Copy every line of the material below word for word.

* * *

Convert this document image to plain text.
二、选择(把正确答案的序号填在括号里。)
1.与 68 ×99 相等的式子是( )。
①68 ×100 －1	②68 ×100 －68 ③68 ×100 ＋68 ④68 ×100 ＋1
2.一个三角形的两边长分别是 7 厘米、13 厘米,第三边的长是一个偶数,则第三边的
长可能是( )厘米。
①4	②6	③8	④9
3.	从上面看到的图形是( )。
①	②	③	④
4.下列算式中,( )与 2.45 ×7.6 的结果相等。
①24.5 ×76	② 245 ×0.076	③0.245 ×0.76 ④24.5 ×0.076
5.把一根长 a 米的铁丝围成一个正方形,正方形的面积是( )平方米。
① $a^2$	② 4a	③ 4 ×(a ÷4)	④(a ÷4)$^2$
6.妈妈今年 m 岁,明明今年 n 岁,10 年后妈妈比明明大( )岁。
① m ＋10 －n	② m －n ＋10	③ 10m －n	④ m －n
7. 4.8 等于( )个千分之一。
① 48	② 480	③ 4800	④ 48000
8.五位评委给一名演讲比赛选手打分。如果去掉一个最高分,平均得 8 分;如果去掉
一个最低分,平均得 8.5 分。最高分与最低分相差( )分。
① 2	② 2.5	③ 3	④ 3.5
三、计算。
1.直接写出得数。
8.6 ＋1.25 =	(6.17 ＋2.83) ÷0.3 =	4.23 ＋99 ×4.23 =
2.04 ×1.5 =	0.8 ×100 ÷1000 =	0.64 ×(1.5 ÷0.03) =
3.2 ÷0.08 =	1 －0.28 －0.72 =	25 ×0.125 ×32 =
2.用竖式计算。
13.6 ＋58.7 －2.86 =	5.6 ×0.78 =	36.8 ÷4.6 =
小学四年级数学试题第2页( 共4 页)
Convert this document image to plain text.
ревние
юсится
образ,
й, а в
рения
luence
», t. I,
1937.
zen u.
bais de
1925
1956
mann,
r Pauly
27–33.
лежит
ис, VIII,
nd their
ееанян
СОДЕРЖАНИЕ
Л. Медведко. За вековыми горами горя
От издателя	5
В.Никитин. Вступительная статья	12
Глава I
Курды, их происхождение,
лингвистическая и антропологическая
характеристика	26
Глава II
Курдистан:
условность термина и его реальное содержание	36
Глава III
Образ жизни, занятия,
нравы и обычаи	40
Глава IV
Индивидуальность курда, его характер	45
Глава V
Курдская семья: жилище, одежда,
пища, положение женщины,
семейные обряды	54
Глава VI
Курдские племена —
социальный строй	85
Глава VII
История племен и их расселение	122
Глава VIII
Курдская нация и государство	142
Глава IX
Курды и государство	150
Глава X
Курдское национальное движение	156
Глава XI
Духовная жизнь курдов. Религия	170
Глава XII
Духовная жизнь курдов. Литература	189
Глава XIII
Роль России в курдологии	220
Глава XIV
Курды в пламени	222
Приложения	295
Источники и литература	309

* * *

Answer to the problem:
Convert this document image to plain text.
二、选择(把正确答案的序号填在括号里。)
1.与 68 ×99 相等的式子是( )。
①68 ×100 －1	②68 ×100 －68 ③68 ×100 ＋68 ④68 ×100 ＋1
2.一个三角形的两边长分别是 7 厘米、13 厘米,第三边的长是一个偶数,则第三边的
长可能是( )厘米。
①4	②6	③8	④9
3.	从上面看到的图形是( )。
①	②	③	④
4.下列算式中,( )与 2.45 ×7.6 的结果相等。
①24.5 ×76	② 245 ×0.076	③0.245 ×0.76 ④24.5 ×0.076
5.把一根长 a 米的铁丝围成一个正方形,正方形的面积是( )平方米。
① $a^2$	② 4a	③ 4 ×(a ÷4)	④(a ÷4)$^2$
6.妈妈今年 m 岁,明明今年 n 岁,10 年后妈妈比明明大( )岁。
① m ＋10 －n	② m －n ＋10	③ 10m －n	④ m －n
7. 4.8 等于( )个千分之一。
① 48	② 480	③ 4800	④ 48000
8.五位评委给一名演讲比赛选手打分。如果去掉一个最高分,平均得 8 分;如果去掉
一个最低分,平均得 8.5 分。最高分与最低分相差( )分。
① 2	② 2.5	③ 3	④ 3.5
三、计算。
1.直接写出得数。
8.6 ＋1.25 =	(6.17 ＋2.83) ÷0.3 =	4.23 ＋99 ×4.23 =
2.04 ×1.5 =	0.8 ×100 ÷1000 =	0.64 ×(1.5 ÷0.03) =
3.2 ÷0.08 =	1 －0.28 －0.72 =	25 ×0.125 ×32 =
2.用竖式计算。
13.6 ＋58.7 －2.86 =	5.6 ×0.78 =	36.8 ÷4.6 =
小学四年级数学试题第2页( 共4 页)
Convert this document image to plain text.
ревние
юсится
образ,
й, а в
рения
luence
», t. I,
1937.
zen u.
bais de
1925
1956
mann,
r Pauly
27–33.
лежит
ис, VIII,
nd their
ееанян
СОДЕРЖАНИЕ
Л. Медведко. За вековыми горами горя
От издателя	5
В.Никитин. Вступительная статья	12
Глава I
Курды, их происхождение,
лингвистическая и антропологическая
характеристика	26
Глава II
Курдистан:
условность термина и его реальное содержание	36
Глава III
Образ жизни, занятия,
нравы и обычаи	40
Глава IV
Индивидуальность курда, его характер	45
Глава V
Курдская семья: жилище, одежда,
пища, положение женщины,
семейные обряды	54
Глава VI
Курдские племена —
социальный строй	85
Глава VII
История племен и их расселение	122
Глава VIII
Курдская нация и государство	142
Глава IX
Курды и государство	150
Глава X
Курдское национальное движение	156
Глава XI
Духовная жизнь курдов. Религия	170
Глава XII
Духовная жизнь курдов. Литература	189
Глава XIII
Роль России в курдологии	220
Глава XIV
Курды в пламени	222
Приложения	295
Источники и литература	309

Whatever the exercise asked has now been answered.